» DATA IN THIS EXERCISE:
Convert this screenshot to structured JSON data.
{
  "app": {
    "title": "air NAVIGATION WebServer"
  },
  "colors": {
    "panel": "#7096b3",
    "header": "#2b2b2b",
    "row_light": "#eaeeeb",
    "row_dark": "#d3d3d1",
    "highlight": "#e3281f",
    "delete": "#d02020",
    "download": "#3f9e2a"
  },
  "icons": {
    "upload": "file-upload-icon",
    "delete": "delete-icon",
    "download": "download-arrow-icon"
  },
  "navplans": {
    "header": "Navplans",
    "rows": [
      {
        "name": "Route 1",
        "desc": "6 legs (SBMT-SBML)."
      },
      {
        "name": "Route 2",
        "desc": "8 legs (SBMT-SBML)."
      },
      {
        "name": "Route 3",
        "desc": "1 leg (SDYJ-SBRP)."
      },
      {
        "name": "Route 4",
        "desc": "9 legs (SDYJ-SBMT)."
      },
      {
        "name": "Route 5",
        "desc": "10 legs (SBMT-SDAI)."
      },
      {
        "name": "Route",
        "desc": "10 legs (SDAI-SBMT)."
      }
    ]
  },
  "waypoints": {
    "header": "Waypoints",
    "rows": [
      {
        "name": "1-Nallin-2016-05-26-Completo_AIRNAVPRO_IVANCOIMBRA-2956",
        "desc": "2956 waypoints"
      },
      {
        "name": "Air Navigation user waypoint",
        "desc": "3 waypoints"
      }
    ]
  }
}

» WRITTEN INSTRUCTION:
Go through the entries above and pull out each line with "SBML" in it.

» WRITTEN ANSWER:
        "desc": "6 legs (SBMT-SBML)."
        "desc": "8 legs (SBMT-SBML)."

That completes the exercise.